◆ DIRECTIVE: Every entry below should be repeated exactly; the pictures should not.

◆ DATASET:
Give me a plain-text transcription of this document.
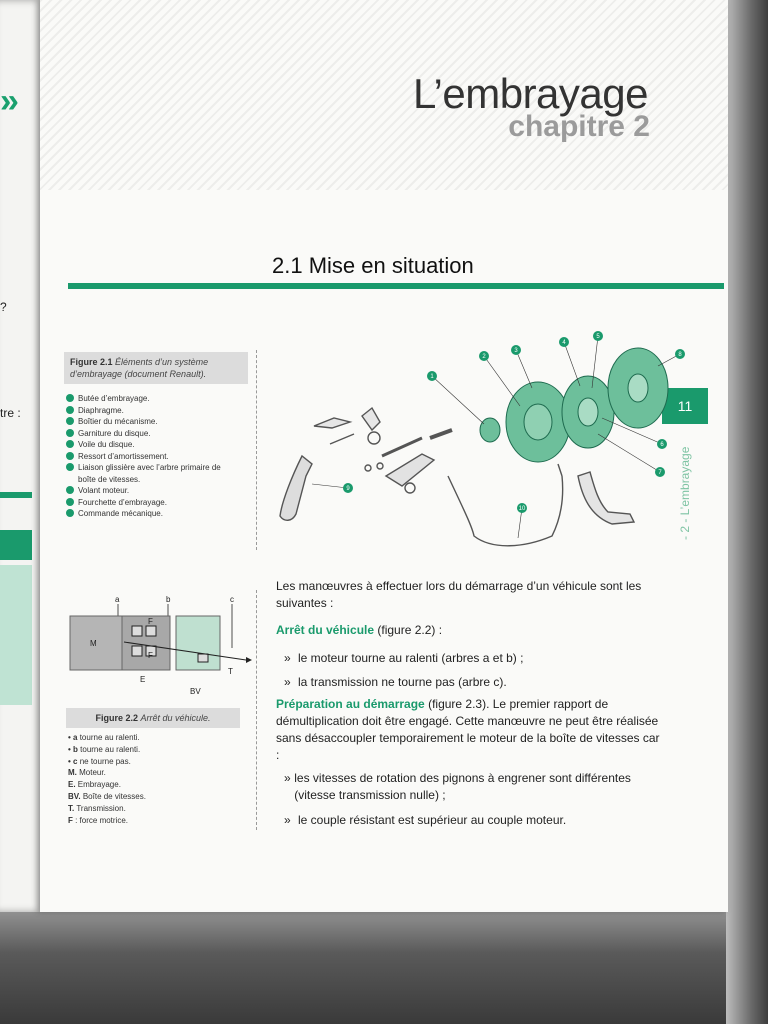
»
?
tre :
L’embrayage
chapitre 2
2.1 Mise en situation
11
- 2 - L’embrayage
Figure 2.1 Éléments d’un système d’embrayage (document Renault).
Butée d’embrayage.
Diaphragme.
Boîtier du mécanisme.
Garniture du disque.
Voile du disque.
Ressort d’amortissement.
Liaison glissière avec l’arbre primaire de boîte de vitesses.
Volant moteur.
Fourchette d’embrayage.
Commande mécanique.
1
2
3
4
5
6
7
8
9
10
a	b	c
M
E
BV
T
F
F
Figure 2.2 Arrêt du véhicule.
• a tourne au ralenti.
• b tourne au ralenti.
• c ne tourne pas.
M. Moteur.
E. Embrayage.
BV. Boîte de vitesses.
T. Transmission.
F : force motrice.
Les manœuvres à effectuer lors du démarrage d’un véhicule sont les suivantes :
Arrêt du véhicule (figure 2.2) :
» le moteur tourne au ralenti (arbres a et b) ;
» la transmission ne tourne pas (arbre c).
Préparation au démarrage (figure 2.3). Le premier rapport de démultiplication doit être engagé. Cette manœuvre ne peut être réalisée sans désaccoupler temporairement le moteur de la boîte de vitesses car :
» les vitesses de rotation des pignons à engrener sont différentes (vitesse transmission nulle) ;
» le couple résistant est supérieur au couple moteur.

◆ TASK SOLUTION:
Give me a plain-text transcription of this document.
»
?
tre :
L’embrayage
chapitre 2
2.1 Mise en situation
11
- 2 - L’embrayage
Figure 2.1 Éléments d’un système d’embrayage (document Renault).
Butée d’embrayage.
Diaphragme.
Boîtier du mécanisme.
Garniture du disque.
Voile du disque.
Ressort d’amortissement.
Liaison glissière avec l’arbre primaire de boîte de vitesses.
Volant moteur.
Fourchette d’embrayage.
Commande mécanique.
1
2
3
4
5
6
7
8
9
10
a	b	c
M
E
BV
T
F
F
Figure 2.2 Arrêt du véhicule.
• a tourne au ralenti.
• b tourne au ralenti.
• c ne tourne pas.
M. Moteur.
E. Embrayage.
BV. Boîte de vitesses.
T. Transmission.
F : force motrice.
Les manœuvres à effectuer lors du démarrage d’un véhicule sont les suivantes :
Arrêt du véhicule (figure 2.2) :
» le moteur tourne au ralenti (arbres a et b) ;
» la transmission ne tourne pas (arbre c).
Préparation au démarrage (figure 2.3). Le premier rapport de démultiplication doit être engagé. Cette manœuvre ne peut être réalisée sans désaccoupler temporairement le moteur de la boîte de vitesses car :
» les vitesses de rotation des pignons à engrener sont différentes (vitesse transmission nulle) ;
» le couple résistant est supérieur au couple moteur.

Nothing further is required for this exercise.